▸ **Given problem**
Keep only the lines of the data below that contain "JSON", and copy them.

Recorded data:
---

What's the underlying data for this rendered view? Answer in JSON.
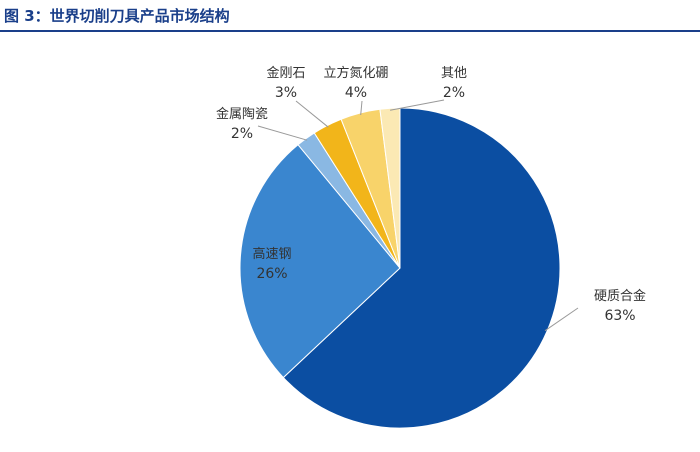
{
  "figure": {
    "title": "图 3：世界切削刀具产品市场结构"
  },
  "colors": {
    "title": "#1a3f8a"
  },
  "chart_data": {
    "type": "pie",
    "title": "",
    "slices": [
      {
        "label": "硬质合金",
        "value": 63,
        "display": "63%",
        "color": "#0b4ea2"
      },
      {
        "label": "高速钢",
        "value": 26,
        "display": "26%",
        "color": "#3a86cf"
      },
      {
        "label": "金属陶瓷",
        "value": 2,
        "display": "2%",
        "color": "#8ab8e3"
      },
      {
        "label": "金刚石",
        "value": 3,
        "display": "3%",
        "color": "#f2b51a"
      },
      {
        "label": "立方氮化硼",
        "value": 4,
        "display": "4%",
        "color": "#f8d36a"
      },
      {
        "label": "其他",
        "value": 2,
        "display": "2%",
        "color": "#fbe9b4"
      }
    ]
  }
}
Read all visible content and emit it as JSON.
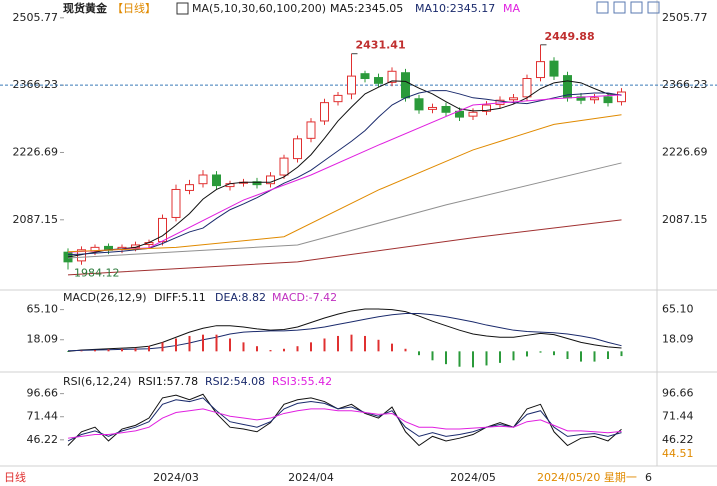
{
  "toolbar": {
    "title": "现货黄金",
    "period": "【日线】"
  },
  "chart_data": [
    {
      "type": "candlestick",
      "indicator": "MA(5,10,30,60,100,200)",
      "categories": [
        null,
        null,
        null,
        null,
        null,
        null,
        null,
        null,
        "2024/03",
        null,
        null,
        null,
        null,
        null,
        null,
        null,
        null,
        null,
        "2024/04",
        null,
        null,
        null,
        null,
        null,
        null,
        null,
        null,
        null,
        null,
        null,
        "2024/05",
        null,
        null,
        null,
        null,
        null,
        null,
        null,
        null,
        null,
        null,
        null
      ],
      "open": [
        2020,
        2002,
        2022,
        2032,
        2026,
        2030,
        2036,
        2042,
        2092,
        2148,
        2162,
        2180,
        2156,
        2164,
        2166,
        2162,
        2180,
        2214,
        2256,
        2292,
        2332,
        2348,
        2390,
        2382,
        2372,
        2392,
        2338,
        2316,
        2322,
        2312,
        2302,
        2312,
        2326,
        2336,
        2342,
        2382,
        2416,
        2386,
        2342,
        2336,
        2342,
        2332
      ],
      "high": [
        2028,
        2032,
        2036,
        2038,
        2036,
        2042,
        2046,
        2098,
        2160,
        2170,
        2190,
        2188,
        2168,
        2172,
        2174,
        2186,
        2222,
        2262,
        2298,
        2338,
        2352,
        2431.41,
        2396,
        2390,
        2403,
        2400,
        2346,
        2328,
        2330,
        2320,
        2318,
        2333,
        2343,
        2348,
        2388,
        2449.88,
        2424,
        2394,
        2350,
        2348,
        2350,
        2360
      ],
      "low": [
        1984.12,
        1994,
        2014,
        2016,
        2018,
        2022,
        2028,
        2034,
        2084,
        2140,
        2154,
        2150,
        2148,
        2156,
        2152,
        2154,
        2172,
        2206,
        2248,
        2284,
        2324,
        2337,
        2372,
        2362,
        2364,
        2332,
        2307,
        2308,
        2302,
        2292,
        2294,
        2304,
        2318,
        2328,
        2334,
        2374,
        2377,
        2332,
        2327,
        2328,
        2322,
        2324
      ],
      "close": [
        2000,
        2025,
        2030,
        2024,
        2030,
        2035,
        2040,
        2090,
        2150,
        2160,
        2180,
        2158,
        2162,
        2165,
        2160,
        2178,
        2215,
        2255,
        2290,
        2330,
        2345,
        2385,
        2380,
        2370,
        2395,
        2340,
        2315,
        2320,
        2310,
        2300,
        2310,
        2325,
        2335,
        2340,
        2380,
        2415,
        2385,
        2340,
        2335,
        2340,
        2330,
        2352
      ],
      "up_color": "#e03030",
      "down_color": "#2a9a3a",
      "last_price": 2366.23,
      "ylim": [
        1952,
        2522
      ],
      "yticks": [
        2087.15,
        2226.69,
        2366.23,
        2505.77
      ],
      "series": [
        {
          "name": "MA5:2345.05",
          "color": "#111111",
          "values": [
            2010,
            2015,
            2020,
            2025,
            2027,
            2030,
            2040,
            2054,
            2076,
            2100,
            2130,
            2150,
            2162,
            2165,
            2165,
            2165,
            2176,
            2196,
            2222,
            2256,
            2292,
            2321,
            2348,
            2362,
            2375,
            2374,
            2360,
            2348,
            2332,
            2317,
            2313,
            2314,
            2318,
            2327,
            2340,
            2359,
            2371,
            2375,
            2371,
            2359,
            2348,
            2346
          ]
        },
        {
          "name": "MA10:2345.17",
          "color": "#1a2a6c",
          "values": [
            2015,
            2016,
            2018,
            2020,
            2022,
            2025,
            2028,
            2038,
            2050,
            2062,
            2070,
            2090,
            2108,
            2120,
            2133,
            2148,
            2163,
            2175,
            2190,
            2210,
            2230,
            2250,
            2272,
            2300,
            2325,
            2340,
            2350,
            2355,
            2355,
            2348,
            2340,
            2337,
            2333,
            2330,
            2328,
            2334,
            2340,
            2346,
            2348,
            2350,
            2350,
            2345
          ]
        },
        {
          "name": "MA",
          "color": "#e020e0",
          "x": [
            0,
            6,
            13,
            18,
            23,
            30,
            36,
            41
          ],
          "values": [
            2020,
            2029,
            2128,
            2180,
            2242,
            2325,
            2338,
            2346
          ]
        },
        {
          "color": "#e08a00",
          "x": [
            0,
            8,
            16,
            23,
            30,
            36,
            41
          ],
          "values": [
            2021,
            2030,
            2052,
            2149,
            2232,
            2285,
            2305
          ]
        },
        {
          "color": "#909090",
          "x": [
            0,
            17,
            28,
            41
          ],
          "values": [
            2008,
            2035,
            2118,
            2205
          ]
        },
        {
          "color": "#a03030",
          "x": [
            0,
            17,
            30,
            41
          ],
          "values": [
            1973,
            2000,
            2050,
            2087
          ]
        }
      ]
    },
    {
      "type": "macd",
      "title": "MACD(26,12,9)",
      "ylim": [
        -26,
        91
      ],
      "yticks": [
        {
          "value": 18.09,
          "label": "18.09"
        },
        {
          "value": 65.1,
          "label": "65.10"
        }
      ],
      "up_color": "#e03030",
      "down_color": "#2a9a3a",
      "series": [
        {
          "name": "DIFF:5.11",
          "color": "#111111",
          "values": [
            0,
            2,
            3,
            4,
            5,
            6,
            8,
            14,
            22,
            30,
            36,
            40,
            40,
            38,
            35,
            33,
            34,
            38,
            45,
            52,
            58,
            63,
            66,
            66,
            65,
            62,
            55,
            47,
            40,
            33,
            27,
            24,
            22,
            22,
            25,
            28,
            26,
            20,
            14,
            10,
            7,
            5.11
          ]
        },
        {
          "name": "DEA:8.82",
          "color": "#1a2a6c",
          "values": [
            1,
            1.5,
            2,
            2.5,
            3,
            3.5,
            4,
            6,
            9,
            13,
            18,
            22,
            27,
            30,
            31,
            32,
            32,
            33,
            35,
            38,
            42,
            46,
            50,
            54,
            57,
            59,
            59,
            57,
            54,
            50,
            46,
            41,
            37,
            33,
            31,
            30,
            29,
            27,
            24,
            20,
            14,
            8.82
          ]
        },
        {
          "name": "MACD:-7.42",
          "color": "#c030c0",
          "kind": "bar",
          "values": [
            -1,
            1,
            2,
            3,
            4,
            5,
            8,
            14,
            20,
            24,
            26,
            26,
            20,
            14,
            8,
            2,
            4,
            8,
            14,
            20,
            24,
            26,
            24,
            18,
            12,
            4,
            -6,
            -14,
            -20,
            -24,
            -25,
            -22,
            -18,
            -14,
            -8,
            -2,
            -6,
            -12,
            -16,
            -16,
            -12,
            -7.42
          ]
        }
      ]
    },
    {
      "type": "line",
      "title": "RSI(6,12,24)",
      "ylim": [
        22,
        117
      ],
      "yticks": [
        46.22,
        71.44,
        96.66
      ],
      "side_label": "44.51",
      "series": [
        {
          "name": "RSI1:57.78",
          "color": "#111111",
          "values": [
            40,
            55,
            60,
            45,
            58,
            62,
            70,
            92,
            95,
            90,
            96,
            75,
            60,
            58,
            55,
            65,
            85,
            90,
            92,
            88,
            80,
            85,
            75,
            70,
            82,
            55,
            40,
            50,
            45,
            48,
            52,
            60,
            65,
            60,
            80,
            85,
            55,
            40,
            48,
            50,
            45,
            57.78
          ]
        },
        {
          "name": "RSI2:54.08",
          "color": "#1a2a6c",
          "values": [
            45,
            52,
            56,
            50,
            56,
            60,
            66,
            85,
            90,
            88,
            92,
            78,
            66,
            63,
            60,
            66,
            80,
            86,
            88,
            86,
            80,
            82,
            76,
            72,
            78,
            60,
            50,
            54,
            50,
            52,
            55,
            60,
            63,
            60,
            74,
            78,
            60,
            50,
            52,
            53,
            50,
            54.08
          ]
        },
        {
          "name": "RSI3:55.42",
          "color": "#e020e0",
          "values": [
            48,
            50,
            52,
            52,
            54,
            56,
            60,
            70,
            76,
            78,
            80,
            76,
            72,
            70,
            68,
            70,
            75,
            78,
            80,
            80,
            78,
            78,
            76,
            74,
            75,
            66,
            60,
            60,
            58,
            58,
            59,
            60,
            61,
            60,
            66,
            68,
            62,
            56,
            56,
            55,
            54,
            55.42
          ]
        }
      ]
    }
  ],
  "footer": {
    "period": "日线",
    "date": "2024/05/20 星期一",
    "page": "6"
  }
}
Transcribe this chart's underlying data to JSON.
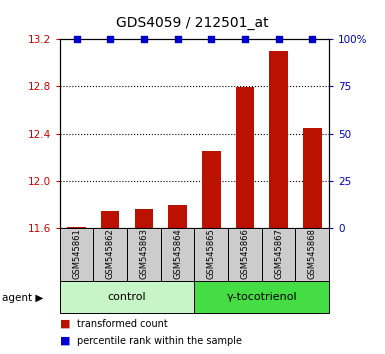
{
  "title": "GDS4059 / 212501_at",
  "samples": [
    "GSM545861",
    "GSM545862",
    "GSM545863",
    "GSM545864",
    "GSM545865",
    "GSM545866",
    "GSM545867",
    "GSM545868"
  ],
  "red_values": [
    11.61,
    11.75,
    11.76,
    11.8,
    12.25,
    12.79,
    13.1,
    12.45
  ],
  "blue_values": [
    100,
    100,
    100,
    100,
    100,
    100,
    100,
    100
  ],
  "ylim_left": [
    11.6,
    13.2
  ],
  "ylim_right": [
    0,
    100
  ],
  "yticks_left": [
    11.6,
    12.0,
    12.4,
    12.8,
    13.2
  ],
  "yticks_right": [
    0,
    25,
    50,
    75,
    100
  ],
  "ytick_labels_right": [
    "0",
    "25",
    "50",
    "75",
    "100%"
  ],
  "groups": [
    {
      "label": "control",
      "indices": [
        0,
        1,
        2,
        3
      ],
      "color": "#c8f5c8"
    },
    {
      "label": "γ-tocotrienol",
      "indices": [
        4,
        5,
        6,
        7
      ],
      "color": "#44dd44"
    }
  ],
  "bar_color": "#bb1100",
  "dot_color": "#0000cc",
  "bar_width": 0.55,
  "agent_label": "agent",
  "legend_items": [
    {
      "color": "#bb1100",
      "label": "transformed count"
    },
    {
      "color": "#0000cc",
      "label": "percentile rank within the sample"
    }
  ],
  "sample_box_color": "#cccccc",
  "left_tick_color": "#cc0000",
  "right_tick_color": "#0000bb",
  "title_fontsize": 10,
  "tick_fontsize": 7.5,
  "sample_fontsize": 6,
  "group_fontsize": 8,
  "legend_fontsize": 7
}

---

▸ **Exercise output**
What's the underlying data for this rendered view? Answer in JSON.
Read all visible content and emit it as JSON.
Transcribe this chart's underlying data to JSON.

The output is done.